__ROWS__:

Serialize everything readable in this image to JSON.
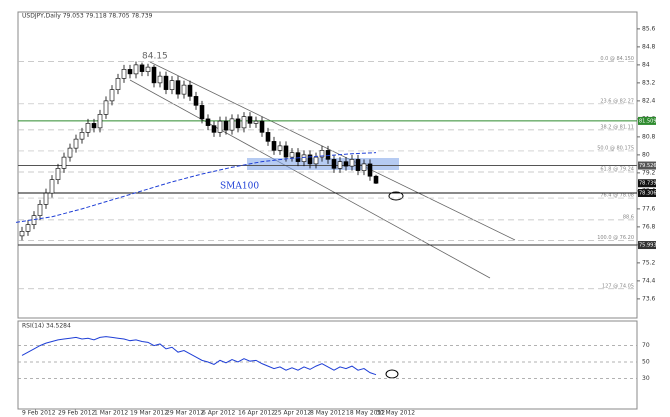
{
  "chart_data": {
    "type": "candlestick",
    "title": "USDJPY,Daily  79.053 79.118 78.705 78.739",
    "categories": [
      "9 Feb 2012",
      null,
      null,
      null,
      null,
      null,
      "29 Feb 2012",
      null,
      null,
      null,
      null,
      null,
      "1 Mar 2012",
      null,
      null,
      null,
      null,
      null,
      "19 Mar 2012",
      null,
      null,
      null,
      null,
      null,
      "29 Mar 2012",
      null,
      null,
      null,
      null,
      null,
      "6 Apr 2012",
      null,
      null,
      null,
      null,
      null,
      "16 Apr 2012",
      null,
      null,
      null,
      null,
      null,
      "25 Apr 2012",
      null,
      null,
      null,
      null,
      null,
      "8 May 2012",
      null,
      null,
      null,
      null,
      null,
      "18 May 2012",
      null,
      null,
      null,
      null,
      "30 May 2012"
    ],
    "open": [
      76.4,
      76.6,
      76.9,
      77.3,
      77.8,
      78.3,
      78.9,
      79.4,
      79.9,
      80.3,
      80.7,
      81.0,
      81.4,
      81.2,
      81.8,
      82.4,
      82.9,
      83.4,
      83.8,
      83.6,
      84.0,
      83.7,
      83.9,
      83.2,
      83.5,
      82.9,
      83.3,
      82.7,
      83.1,
      82.6,
      82.2,
      81.6,
      81.3,
      81.0,
      81.5,
      81.1,
      81.6,
      81.2,
      81.7,
      81.4,
      81.5,
      81.0,
      80.6,
      80.2,
      80.4,
      79.9,
      80.1,
      79.7,
      80.0,
      79.6,
      79.9,
      80.2,
      79.8,
      79.4,
      79.7,
      79.5,
      79.8,
      79.3,
      79.6,
      79.053
    ],
    "high": [
      76.8,
      77.1,
      77.5,
      78.0,
      78.5,
      79.1,
      79.6,
      80.1,
      80.5,
      80.9,
      81.2,
      81.6,
      81.6,
      82.0,
      82.6,
      83.1,
      83.6,
      84.0,
      84.0,
      84.15,
      84.1,
      84.05,
      84.0,
      83.7,
      83.7,
      83.5,
      83.5,
      83.3,
      83.3,
      82.8,
      82.4,
      81.8,
      81.5,
      81.7,
      81.7,
      81.8,
      81.8,
      81.9,
      81.9,
      81.7,
      81.7,
      81.2,
      80.8,
      80.6,
      80.6,
      80.3,
      80.3,
      80.2,
      80.2,
      80.1,
      80.4,
      80.4,
      80.0,
      79.9,
      79.9,
      80.0,
      80.0,
      79.8,
      79.8,
      79.118
    ],
    "low": [
      76.2,
      76.4,
      76.7,
      77.1,
      77.6,
      78.1,
      78.7,
      79.2,
      79.7,
      80.1,
      80.5,
      80.8,
      81.0,
      81.0,
      81.6,
      82.2,
      82.7,
      83.2,
      83.4,
      83.4,
      83.5,
      83.5,
      83.0,
      83.0,
      82.7,
      82.7,
      82.5,
      82.5,
      82.4,
      82.0,
      81.4,
      81.1,
      80.8,
      80.8,
      80.9,
      80.9,
      81.0,
      81.0,
      81.2,
      81.2,
      80.8,
      80.4,
      80.0,
      80.0,
      79.7,
      79.7,
      79.5,
      79.5,
      79.4,
      79.4,
      79.7,
      79.6,
      79.2,
      79.2,
      79.3,
      79.3,
      79.1,
      79.1,
      78.85,
      78.705
    ],
    "close": [
      76.6,
      76.9,
      77.3,
      77.8,
      78.3,
      78.9,
      79.4,
      79.9,
      80.3,
      80.7,
      81.0,
      81.4,
      81.2,
      81.8,
      82.4,
      82.9,
      83.4,
      83.8,
      83.6,
      84.0,
      83.7,
      83.9,
      83.2,
      83.5,
      82.9,
      83.3,
      82.7,
      83.1,
      82.6,
      82.2,
      81.6,
      81.3,
      81.0,
      81.5,
      81.1,
      81.6,
      81.2,
      81.7,
      81.4,
      81.5,
      81.0,
      80.6,
      80.2,
      80.4,
      79.9,
      80.1,
      79.7,
      80.0,
      79.6,
      79.9,
      80.2,
      79.8,
      79.4,
      79.7,
      79.5,
      79.8,
      79.3,
      79.6,
      79.05,
      78.739
    ],
    "ylim": [
      72.75,
      86.35
    ],
    "yticks": [
      73.6,
      74.4,
      75.2,
      76,
      76.8,
      77.6,
      78.4,
      79.2,
      80,
      80.8,
      81.6,
      82.4,
      83.2,
      84,
      84.8,
      85.6
    ],
    "sma": {
      "name": "SMA100",
      "color": "#1f3fd6",
      "x": [
        -1,
        5,
        10,
        15,
        20,
        25,
        30,
        35,
        40,
        45,
        50,
        55,
        59
      ],
      "values": [
        77.0,
        77.25,
        77.6,
        78.0,
        78.4,
        78.8,
        79.15,
        79.45,
        79.7,
        79.85,
        79.95,
        80.05,
        80.1
      ]
    },
    "fib": [
      {
        "value": 84.15,
        "label": "0.0 @ 84.150"
      },
      {
        "value": 82.27,
        "label": "23.6 @ 82.27"
      },
      {
        "value": 81.11,
        "label": "38.2 @ 81.11"
      },
      {
        "value": 80.175,
        "label": "50.0 @ 80.175"
      },
      {
        "value": 79.24,
        "label": "61.8 @ 79.24"
      },
      {
        "value": 78.08,
        "label": "76.4 @ 78.08"
      },
      {
        "value": 77.11,
        "label": "88.6"
      },
      {
        "value": 76.2,
        "label": "100.0 @ 76.20"
      },
      {
        "value": 74.05,
        "label": "127 @ 74.05"
      }
    ],
    "price_levels": [
      {
        "value": 81.509,
        "color": "#2e8b2e",
        "line": true
      },
      {
        "value": 79.526,
        "color": "#555555",
        "line": true
      },
      {
        "value": 78.739,
        "color": "#111111",
        "line": false
      },
      {
        "value": 78.306,
        "color": "#111111",
        "line": true
      },
      {
        "value": 75.993,
        "color": "#333333",
        "line": true
      }
    ],
    "annotations": [
      "84.15",
      "SMA100"
    ],
    "rsi": {
      "title": "RSI(14) 34.5284",
      "color": "#1f3fd6",
      "ylim": [
        0,
        100
      ],
      "yticks": [
        30,
        50,
        70
      ],
      "values": [
        58,
        62,
        66,
        70,
        73,
        75,
        77,
        78,
        79,
        80,
        78,
        79,
        77,
        80,
        81,
        80,
        79,
        78,
        76,
        77,
        75,
        74,
        70,
        72,
        66,
        68,
        62,
        64,
        60,
        56,
        52,
        50,
        47,
        52,
        49,
        53,
        50,
        54,
        51,
        52,
        48,
        45,
        42,
        44,
        40,
        43,
        40,
        44,
        41,
        45,
        48,
        44,
        40,
        44,
        42,
        45,
        40,
        42,
        37,
        34.5284
      ]
    }
  }
}
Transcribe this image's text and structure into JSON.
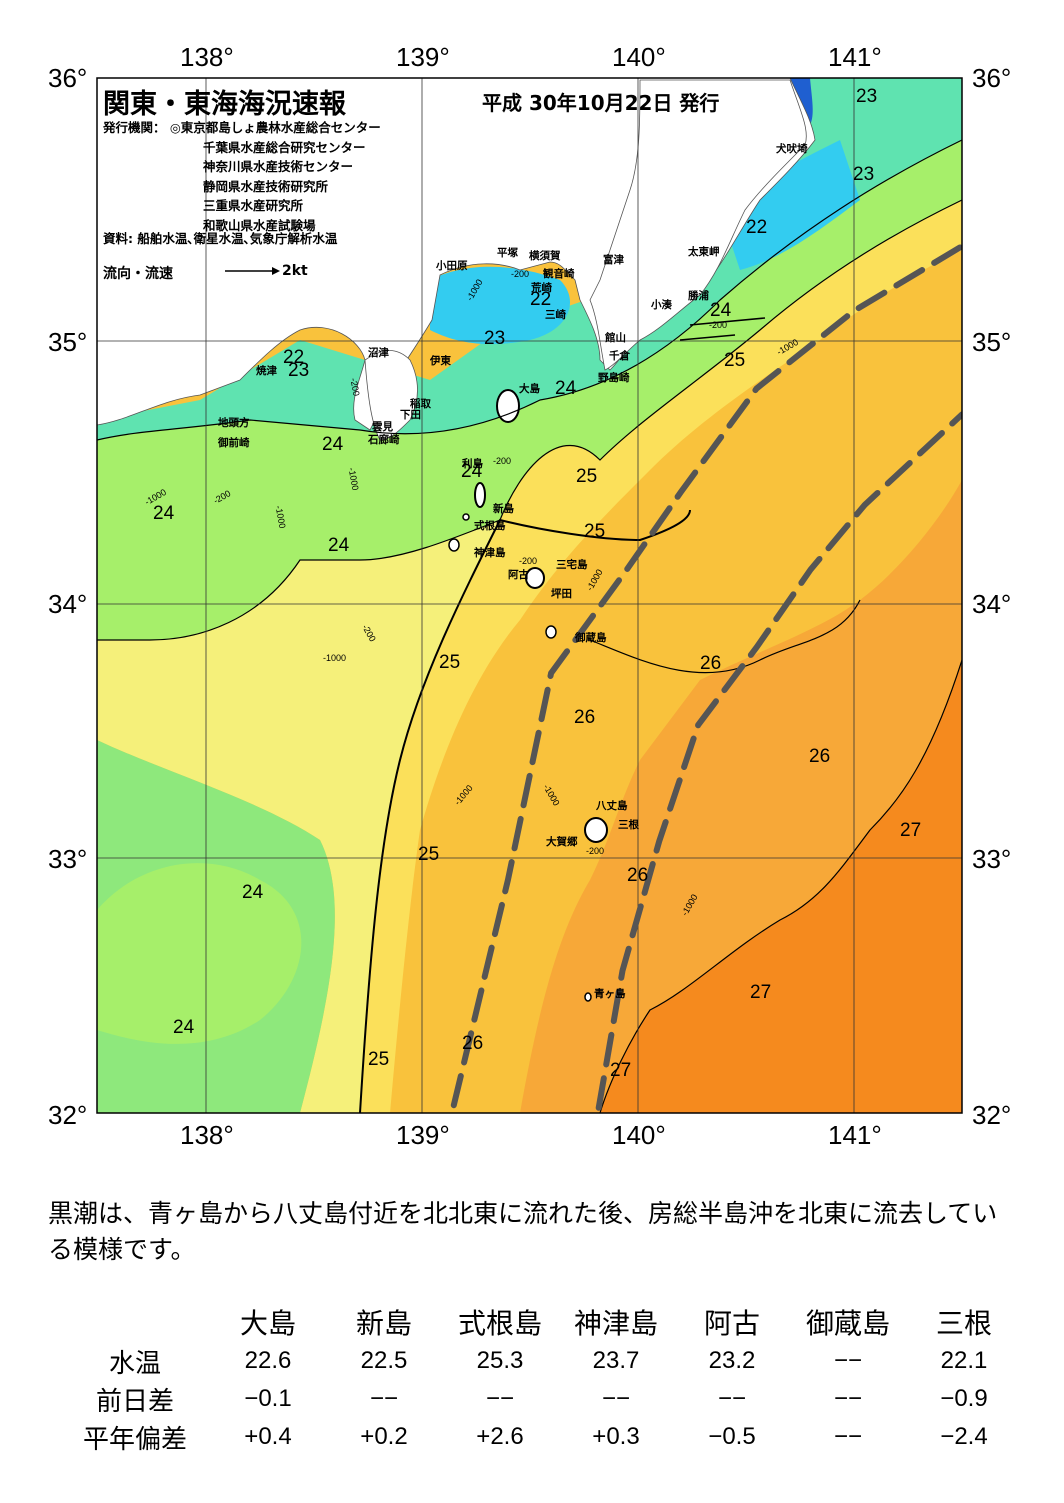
{
  "header": {
    "title": "関東・東海海況速報",
    "date": "平成 30年10月22日 発行",
    "issuer_label": "発行機関：",
    "issuers": [
      "◎東京都島しょ農林水産総合センター",
      "千葉県水産総合研究センター",
      "神奈川県水産技術センター",
      "静岡県水産技術研究所",
      "三重県水産研究所",
      "和歌山県水産試験場"
    ],
    "source": "資料: 船舶水温､衛星水温､気象庁解析水温",
    "flow_label": "流向・流速",
    "flow_scale": "2kt"
  },
  "axes": {
    "lon_labels": [
      "138°",
      "139°",
      "140°",
      "141°"
    ],
    "lat_labels": [
      "36°",
      "35°",
      "34°",
      "33°",
      "32°"
    ],
    "lon_range": [
      137.5,
      141.5
    ],
    "lat_range": [
      32,
      36
    ]
  },
  "isotherm_labels": [
    "23",
    "23",
    "22",
    "22",
    "24",
    "22",
    "23",
    "23",
    "24",
    "24",
    "25",
    "24",
    "24",
    "25",
    "24",
    "25",
    "26",
    "25",
    "26",
    "26",
    "27",
    "24",
    "25",
    "26",
    "27",
    "24",
    "25",
    "26",
    "27"
  ],
  "depth_labels": [
    "-1000",
    "-200",
    "-1000",
    "-200",
    "-1000",
    "-200",
    "-1000",
    "-200",
    "-1000",
    "-200",
    "-1000",
    "-1000",
    "-1000",
    "-200",
    "-1000",
    "-1000",
    "-200",
    "-200"
  ],
  "place_names": [
    "犬吠埼",
    "太東岬",
    "勝浦",
    "小湊",
    "館山",
    "千倉",
    "野島崎",
    "富津",
    "観音崎",
    "横須賀",
    "平塚",
    "小田原",
    "荒崎",
    "三崎",
    "沼津",
    "伊東",
    "焼津",
    "稲取",
    "下田",
    "雲見",
    "石廊崎",
    "地頭方",
    "御前崎",
    "大島",
    "利島",
    "新島",
    "式根島",
    "神津島",
    "三宅島",
    "阿古",
    "坪田",
    "御蔵島",
    "八丈島",
    "三根",
    "大賀郷",
    "青ヶ島"
  ],
  "kuroshio_axis": {
    "west_edge": [
      [
        139.15,
        32.03
      ],
      [
        139.4,
        32.9
      ],
      [
        139.6,
        33.7
      ],
      [
        139.95,
        34.1
      ],
      [
        140.2,
        34.4
      ],
      [
        140.55,
        34.8
      ],
      [
        141.0,
        35.1
      ],
      [
        141.5,
        35.35
      ]
    ],
    "east_edge": [
      [
        139.82,
        32.02
      ],
      [
        139.93,
        32.55
      ],
      [
        140.1,
        33.05
      ],
      [
        140.28,
        33.5
      ],
      [
        140.55,
        33.8
      ],
      [
        140.8,
        34.1
      ],
      [
        141.05,
        34.35
      ],
      [
        141.5,
        34.7
      ]
    ]
  },
  "colors": {
    "t22": "#33ccf0",
    "t23": "#5fe3b0",
    "t24": "#8ee87c",
    "t24b": "#a6ef6a",
    "t25": "#f5f07a",
    "t25b": "#fbe05a",
    "t26": "#f9c23c",
    "t26b": "#f7a838",
    "t27": "#f58a1e",
    "land": "#ffffff",
    "kuroshio": "#555555"
  },
  "summary": "黒潮は、青ヶ島から八丈島付近を北北東に流れた後、房総半島沖を北東に流去している模様です。",
  "table": {
    "headers": [
      "大島",
      "新島",
      "式根島",
      "神津島",
      "阿古",
      "御蔵島",
      "三根"
    ],
    "rows": [
      {
        "label": "水温",
        "values": [
          "22.6",
          "22.5",
          "25.3",
          "23.7",
          "23.2",
          "−−",
          "22.1"
        ]
      },
      {
        "label": "前日差",
        "values": [
          "−0.1",
          "−−",
          "−−",
          "−−",
          "−−",
          "−−",
          "−0.9"
        ]
      },
      {
        "label": "平年偏差",
        "values": [
          "+0.4",
          "+0.2",
          "+2.6",
          "+0.3",
          "−0.5",
          "−−",
          "−2.4"
        ]
      }
    ]
  }
}
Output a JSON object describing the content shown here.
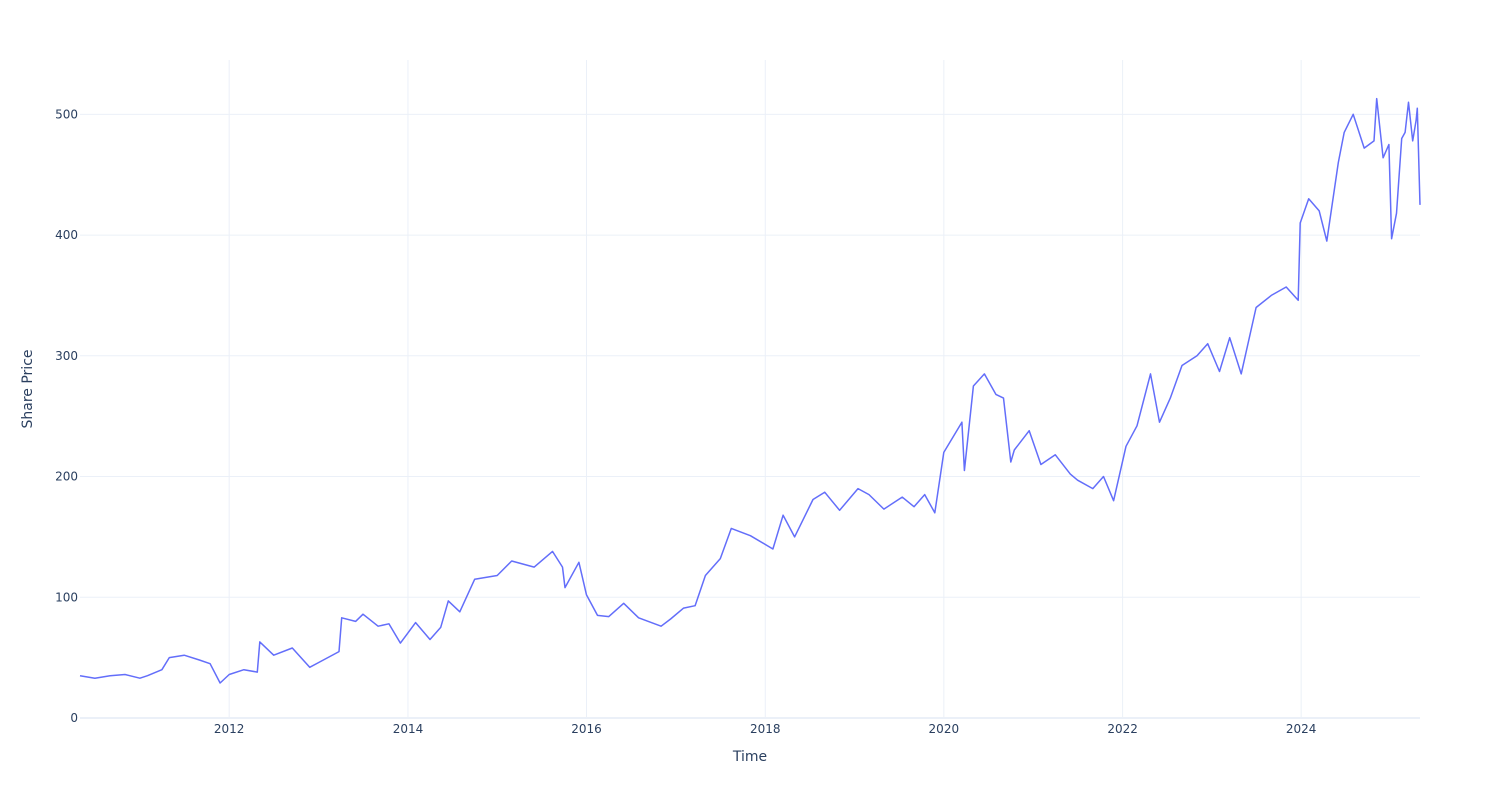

__TASK GOAL__: Locate all lines in the listing above with the word "this". Copy them.

__FULL RESPONSE__:
Serialize everything readable in this image to JSON.
Transcribe this image's text and structure into JSON.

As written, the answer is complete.